* [WRITTEN INSTRUCTION]: The entries below need to be written out exactly, with no pictures included.
— start of DATA RECORDS —
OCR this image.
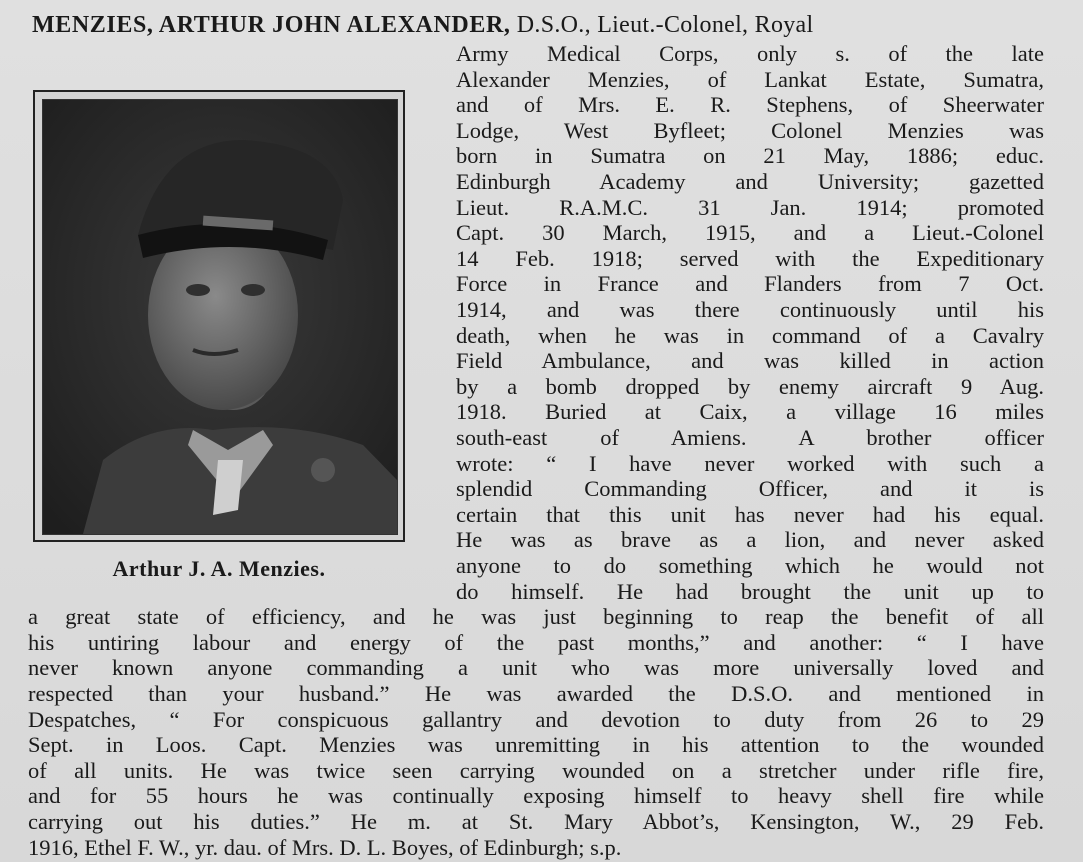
MENZIES, ARTHUR JOHN ALEXANDER, D.S.O., Lieut.-Colonel, Royal
Arthur J. A. Menzies.
Army Medical Corps, only s. of the late
Alexander Menzies, of Lankat Estate, Sumatra,
and of Mrs. E. R. Stephens, of Sheerwater
Lodge, West Byfleet; Colonel Menzies was
born in Sumatra on 21 May, 1886; educ.
Edinburgh Academy and University; gazetted
Lieut. R.A.M.C. 31 Jan. 1914; promoted
Capt. 30 March, 1915, and a Lieut.-Colonel
14 Feb. 1918; served with the Expeditionary
Force in France and Flanders from 7 Oct.
1914, and was there continuously until his
death, when he was in command of a Cavalry
Field Ambulance, and was killed in action
by a bomb dropped by enemy aircraft 9 Aug.
1918. Buried at Caix, a village 16 miles
south-east of Amiens. A brother officer
wrote: “ I have never worked with such a
splendid Commanding Officer, and it is
certain that this unit has never had his equal.
He was as brave as a lion, and never asked
anyone to do something which he would not
do himself. He had brought the unit up to
a great state of efficiency, and he was just beginning to reap the benefit of all
his untiring labour and energy of the past months,” and another: “ I have
never known anyone commanding a unit who was more universally loved and
respected than your husband.” He was awarded the D.S.O. and mentioned in
Despatches, “ For conspicuous gallantry and devotion to duty from 26 to 29
Sept. in Loos. Capt. Menzies was unremitting in his attention to the wounded
of all units. He was twice seen carrying wounded on a stretcher under rifle fire,
and for 55 hours he was continually exposing himself to heavy shell fire while
carrying out his duties.” He m. at St. Mary Abbot’s, Kensington, W., 29 Feb.
1916, Ethel F. W., yr. dau. of Mrs. D. L. Boyes, of Edinburgh; s.p.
— end of DATA RECORDS —
* [EXERCISE RESPONSE]:
OCR this image.
MENZIES, ARTHUR JOHN ALEXANDER, D.S.O., Lieut.-Colonel, Royal
Arthur J. A. Menzies.
Army Medical Corps, only s. of the late
Alexander Menzies, of Lankat Estate, Sumatra,
and of Mrs. E. R. Stephens, of Sheerwater
Lodge, West Byfleet; Colonel Menzies was
born in Sumatra on 21 May, 1886; educ.
Edinburgh Academy and University; gazetted
Lieut. R.A.M.C. 31 Jan. 1914; promoted
Capt. 30 March, 1915, and a Lieut.-Colonel
14 Feb. 1918; served with the Expeditionary
Force in France and Flanders from 7 Oct.
1914, and was there continuously until his
death, when he was in command of a Cavalry
Field Ambulance, and was killed in action
by a bomb dropped by enemy aircraft 9 Aug.
1918. Buried at Caix, a village 16 miles
south-east of Amiens. A brother officer
wrote: “ I have never worked with such a
splendid Commanding Officer, and it is
certain that this unit has never had his equal.
He was as brave as a lion, and never asked
anyone to do something which he would not
do himself. He had brought the unit up to
a great state of efficiency, and he was just beginning to reap the benefit of all
his untiring labour and energy of the past months,” and another: “ I have
never known anyone commanding a unit who was more universally loved and
respected than your husband.” He was awarded the D.S.O. and mentioned in
Despatches, “ For conspicuous gallantry and devotion to duty from 26 to 29
Sept. in Loos. Capt. Menzies was unremitting in his attention to the wounded
of all units. He was twice seen carrying wounded on a stretcher under rifle fire,
and for 55 hours he was continually exposing himself to heavy shell fire while
carrying out his duties.” He m. at St. Mary Abbot’s, Kensington, W., 29 Feb.
1916, Ethel F. W., yr. dau. of Mrs. D. L. Boyes, of Edinburgh; s.p.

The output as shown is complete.